- Task description -
Collect from the data below each line with "Elizabet".

---------- Material for this exercise ----------

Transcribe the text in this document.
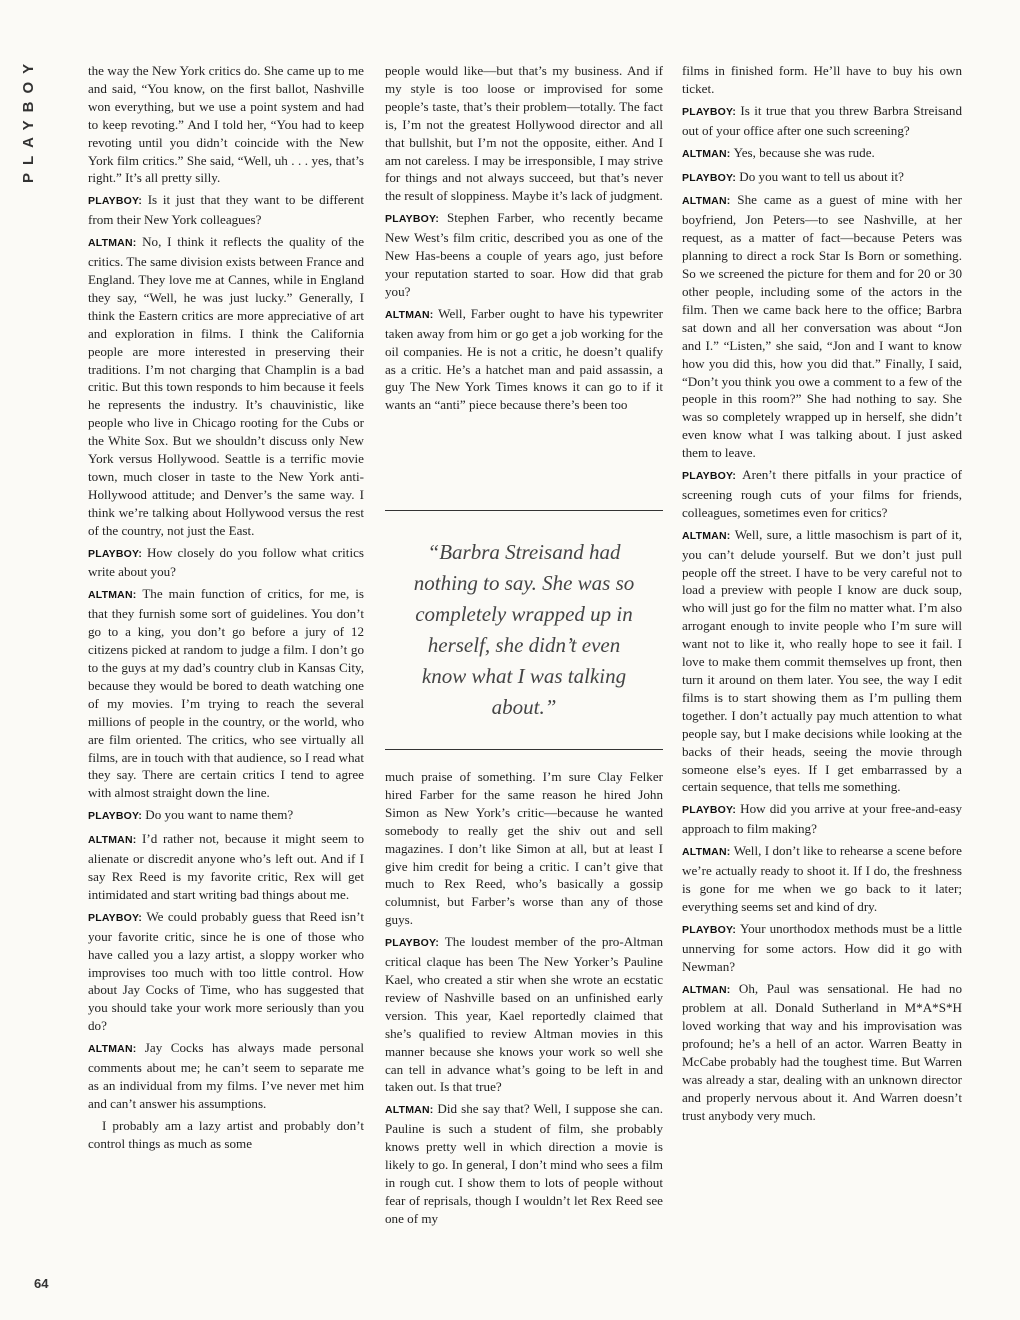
PLAYBOY	the way the New York critics do. She came up to me and said, “You know, on the first ballot, Nashville won everything, but we use a point system and had to keep revoting.” And I told her, “You had to keep revoting until you didn’t coincide with the New York film critics.” She said, “Well, uh . . . yes, that’s right.” It’s all pretty silly.

PLAYBOY: Is it just that they want to be different from their New York colleagues?

ALTMAN: No, I think it reflects the quality of the critics. The same division exists between France and England. They love me at Cannes, while in England they say, “Well, he was just lucky.” Generally, I think the Eastern critics are more appreciative of art and exploration in films. I think the California people are more interested in preserving their traditions. I’m not charging that Champlin is a bad critic. But this town responds to him because it feels he represents the industry. It’s chauvinistic, like people who live in Chicago rooting for the Cubs or the White Sox. But we shouldn’t discuss only New York versus Hollywood. Seattle is a terrific movie town, much closer in taste to the New York anti-Hollywood attitude; and Denver’s the same way. I think we’re talking about Hollywood versus the rest of the country, not just the East.

PLAYBOY: How closely do you follow what critics write about you?

ALTMAN: The main function of critics, for me, is that they furnish some sort of guidelines. You don’t go to a king, you don’t go before a jury of 12 citizens picked at random to judge a film. I don’t go to the guys at my dad’s country club in Kansas City, because they would be bored to death watching one of my movies. I’m trying to reach the several millions of people in the country, or the world, who are film oriented. The critics, who see virtually all films, are in touch with that audience, so I read what they say. There are certain critics I tend to agree with almost straight down the line.

PLAYBOY: Do you want to name them?

ALTMAN: I’d rather not, because it might seem to alienate or discredit anyone who’s left out. And if I say Rex Reed is my favorite critic, Rex will get intimidated and start writing bad things about me.

PLAYBOY: We could probably guess that Reed isn’t your favorite critic, since he is one of those who have called you a lazy artist, a sloppy worker who improvises too much with too little control. How about Jay Cocks of Time, who has suggested that you should take your work more seriously than you do?

ALTMAN: Jay Cocks has always made personal comments about me; he can’t seem to separate me as an individual from my films. I’ve never met him and can’t answer his assumptions.

I probably am a lazy artist and probably don’t control things as much as some

people would like—but that’s my business. And if my style is too loose or improvised for some people’s taste, that’s their problem—totally. The fact is, I’m not the greatest Hollywood director and all that bullshit, but I’m not the opposite, either. And I am not careless. I may be irresponsible, I may strive for things and not always succeed, but that’s never the result of sloppiness. Maybe it’s lack of judgment.

PLAYBOY: Stephen Farber, who recently became New West’s film critic, described you as one of the New Has-beens a couple of years ago, just before your reputation started to soar. How did that grab you?

ALTMAN: Well, Farber ought to have his typewriter taken away from him or go get a job working for the oil companies. He is not a critic, he doesn’t qualify as a critic. He’s a hatchet man and paid assassin, a guy The New York Times knows it can go to if it wants an “anti” piece because there’s been too

“Barbra Streisand had nothing to say. She was so completely wrapped up in herself, she didn’t even know what I was talking about.”

much praise of something. I’m sure Clay Felker hired Farber for the same reason he hired John Simon as New York’s critic—because he wanted somebody to really get the shiv out and sell magazines. I don’t like Simon at all, but at least I give him credit for being a critic. I can’t give that much to Rex Reed, who’s basically a gossip columnist, but Farber’s worse than any of those guys.

PLAYBOY: The loudest member of the pro-Altman critical claque has been The New Yorker’s Pauline Kael, who created a stir when she wrote an ecstatic review of Nashville based on an unfinished early version. This year, Kael reportedly claimed that she’s qualified to review Altman movies in this manner because she knows your work so well she can tell in advance what’s going to be left in and taken out. Is that true?

ALTMAN: Did she say that? Well, I suppose she can. Pauline is such a student of film, she probably knows pretty well in which direction a movie is likely to go. In general, I don’t mind who sees a film in rough cut. I show them to lots of people without fear of reprisals, though I wouldn’t let Rex Reed see one of my

films in finished form. He’ll have to buy his own ticket.

PLAYBOY: Is it true that you threw Barbra Streisand out of your office after one such screening?

ALTMAN: Yes, because she was rude.

PLAYBOY: Do you want to tell us about it?

ALTMAN: She came as a guest of mine with her boyfriend, Jon Peters—to see Nashville, at her request, as a matter of fact—because Peters was planning to direct a rock Star Is Born or something. So we screened the picture for them and for 20 or 30 other people, including some of the actors in the film. Then we came back here to the office; Barbra sat down and all her conversation was about “Jon and I.” “Listen,” she said, “Jon and I want to know how you did this, how you did that.” Finally, I said, “Don’t you think you owe a comment to a few of the people in this room?” She had nothing to say. She was so completely wrapped up in herself, she didn’t even know what I was talking about. I just asked them to leave.

PLAYBOY: Aren’t there pitfalls in your practice of screening rough cuts of your films for friends, colleagues, sometimes even for critics?

ALTMAN: Well, sure, a little masochism is part of it, you can’t delude yourself. But we don’t just pull people off the street. I have to be very careful not to load a preview with people I know are duck soup, who will just go for the film no matter what. I’m also arrogant enough to invite people who I’m sure will want not to like it, who really hope to see it fail. I love to make them commit themselves up front, then turn it around on them later. You see, the way I edit films is to start showing them as I’m pulling them together. I don’t actually pay much attention to what people say, but I make decisions while looking at the backs of their heads, seeing the movie through someone else’s eyes. If I get embarrassed by a certain sequence, that tells me something.

PLAYBOY: How did you arrive at your free-and-easy approach to film making?

ALTMAN: Well, I don’t like to rehearse a scene before we’re actually ready to shoot it. If I do, the freshness is gone for me when we go back to it later; everything seems set and kind of dry.

PLAYBOY: Your unorthodox methods must be a little unnerving for some actors. How did it go with Newman?

ALTMAN: Oh, Paul was sensational. He had no problem at all. Donald Sutherland in M*A*S*H loved working that way and his improvisation was profound; he’s a hell of an actor. Warren Beatty in McCabe probably had the toughest time. But Warren was already a star, dealing with an unknown director and properly nervous about it. And Warren doesn’t trust anybody very much.

64
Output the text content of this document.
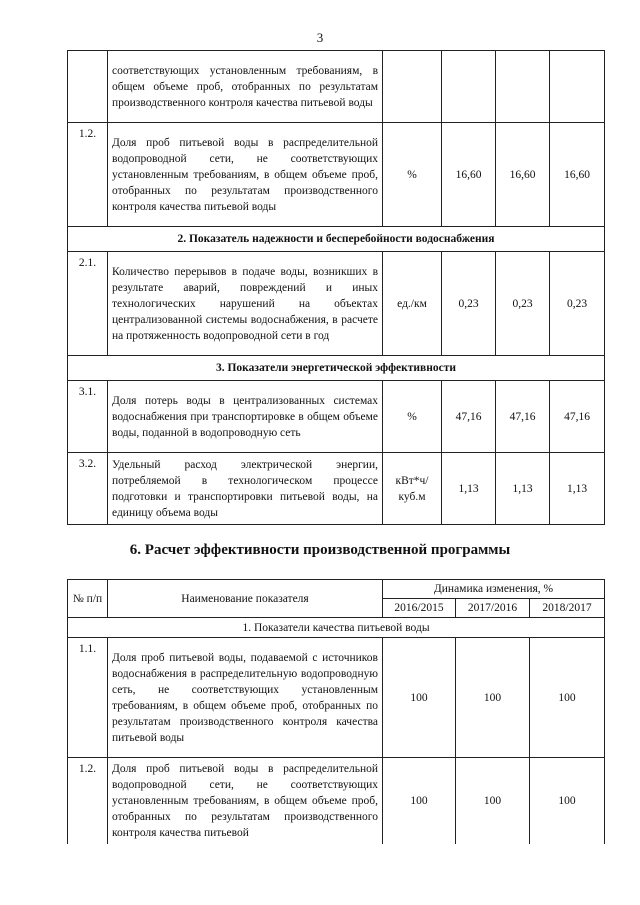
3
	соответствующих установленным требованиям, в общем объеме проб, отобранных по результатам производственного контроля качества питьевой воды				
1.2.	Доля проб питьевой воды в распределительной водопроводной сети, не соответствующих установленным требованиям, в общем объеме проб, отобранных по результатам производственного контроля качества питьевой воды	%	16,60	16,60	16,60
2. Показатель надежности и бесперебойности водоснабжения					
2.1.	Количество перерывов в подаче воды, возникших в результате аварий, повреждений и иных технологических нарушений на объектах централизованной системы водоснабжения, в расчете на протяженность водопроводной сети в год	ед./км	0,23	0,23	0,23
3. Показатели энергетической эффективности					
3.1.	Доля потерь воды в централизованных системах водоснабжения при транспортировке в общем объеме воды, поданной в водопроводную сеть	%	47,16	47,16	47,16
3.2.	Удельный расход электрической энергии, потребляемой в технологическом процессе подготовки и транспортировки питьевой воды, на единицу объема воды	кВт*ч/ куб.м	1,13	1,13	1,13
6. Расчет эффективности производственной программы
№ п/п	Наименование показателя	Динамика изменения, %		
		2016/2015	2017/2016	2018/2017
1. Показатели качества питьевой воды				
1.1.	Доля проб питьевой воды, подаваемой с источников водоснабжения в распределительную водопроводную сеть, не соответствующих установленным требованиям, в общем объеме проб, отобранных по результатам производственного контроля качества питьевой воды	100	100	100
1.2.	Доля проб питьевой воды в распределительной водопроводной сети, не соответствующих установленным требованиям, в общем объеме проб, отобранных по результатам производственного контроля качества питьевой	100	100	100
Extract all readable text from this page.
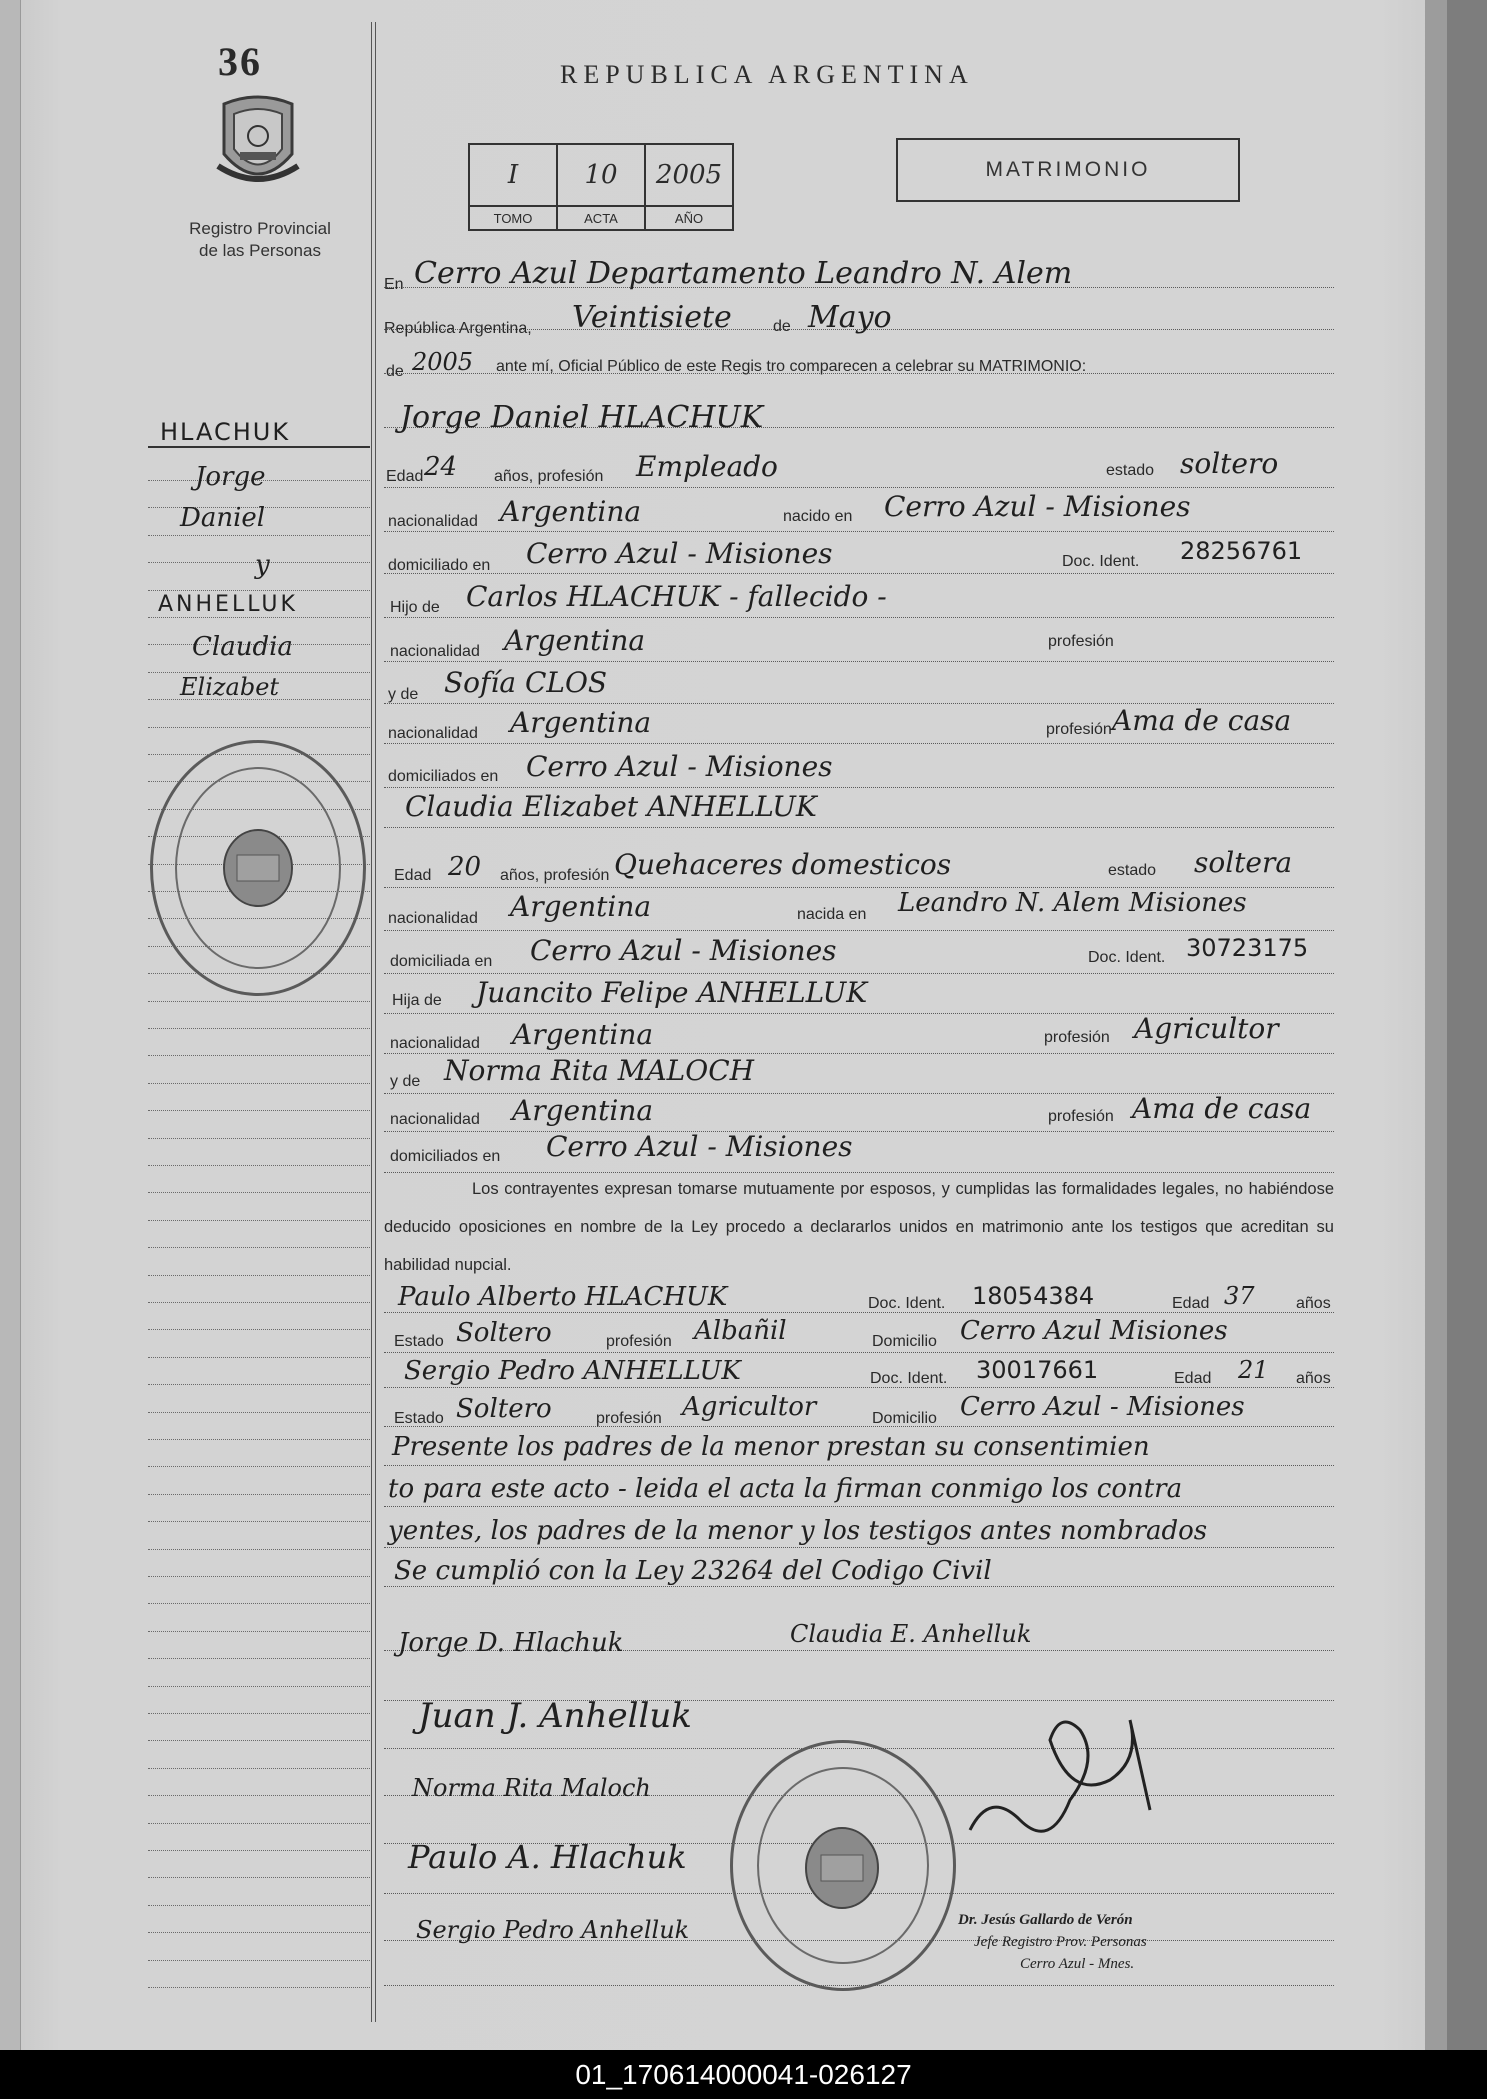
36
Registro Provincial
de las Personas
REPUBLICA ARGENTINA
I	10	2005
TOMO	ACTA	AÑO
MATRIMONIO
HLACHUK
Jorge
Daniel
y
ANHELLUK
Claudia
Elizabet
En Cerro Azul Departamento Leandro N. Alem
República Argentina, Veintisiete	de Mayo
de 2005 ante mí, Oficial Público de este Regis tro comparecen a celebrar su MATRIMONIO:
Jorge Daniel HLACHUK
Edad 24 años, profesión Empleado	estado soltero
nacionalidad Argentina	nacido en Cerro Azul - Misiones
domiciliado en Cerro Azul - Misiones	Doc. Ident. 28256761
Hijo de Carlos HLACHUK - fallecido -
nacionalidad Argentina	profesión
y de Sofía CLOS
nacionalidad Argentina	profesión Ama de casa
domiciliados en Cerro Azul - Misiones
Claudia Elizabet ANHELLUK
Edad 20 años, profesión Quehaceres domesticos	estado soltera
nacionalidad Argentina	nacida en Leandro N. Alem Misiones
domiciliada en Cerro Azul - Misiones	Doc. Ident. 30723175
Hija de Juancito Felipe ANHELLUK
nacionalidad Argentina	profesión Agricultor
y de Norma Rita MALOCH
nacionalidad Argentina	profesión Ama de casa
domiciliados en Cerro Azul - Misiones
Los contrayentes expresan tomarse mutuamente por esposos, y cumplidas las formalidades legales, no habiéndose deducido oposiciones en nombre de la Ley procedo a declararlos unidos en matrimonio ante los testigos que acreditan su habilidad nupcial.
Paulo Alberto HLACHUK	Doc. Ident. 18054384	Edad 37	años
Estado Soltero	profesión Albañil	Domicilio Cerro Azul Misiones
Sergio Pedro ANHELLUK	Doc. Ident. 30017661	Edad 21 años
Estado Soltero	profesión Agricultor	Domicilio Cerro Azul - Misiones
Presente los padres de la menor prestan su consentimien
to para este acto - leida el acta la firman conmigo los contra
yentes, los padres de la menor y los testigos antes nombrados
Se cumplió con la Ley 23264 del Codigo Civil
Jorge D. Hlachuk	Claudia E. Anhelluk
Juan J. Anhelluk
Norma Rita Maloch
Paulo A. Hlachuk
Sergio Pedro Anhelluk	Dr. Jesús Gallardo de Verón
Jefe Registro Prov. Personas
Cerro Azul - Mnes.
01_170614000041-026127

----------

- The response -
Elizabet
Claudia Elizabet ANHELLUK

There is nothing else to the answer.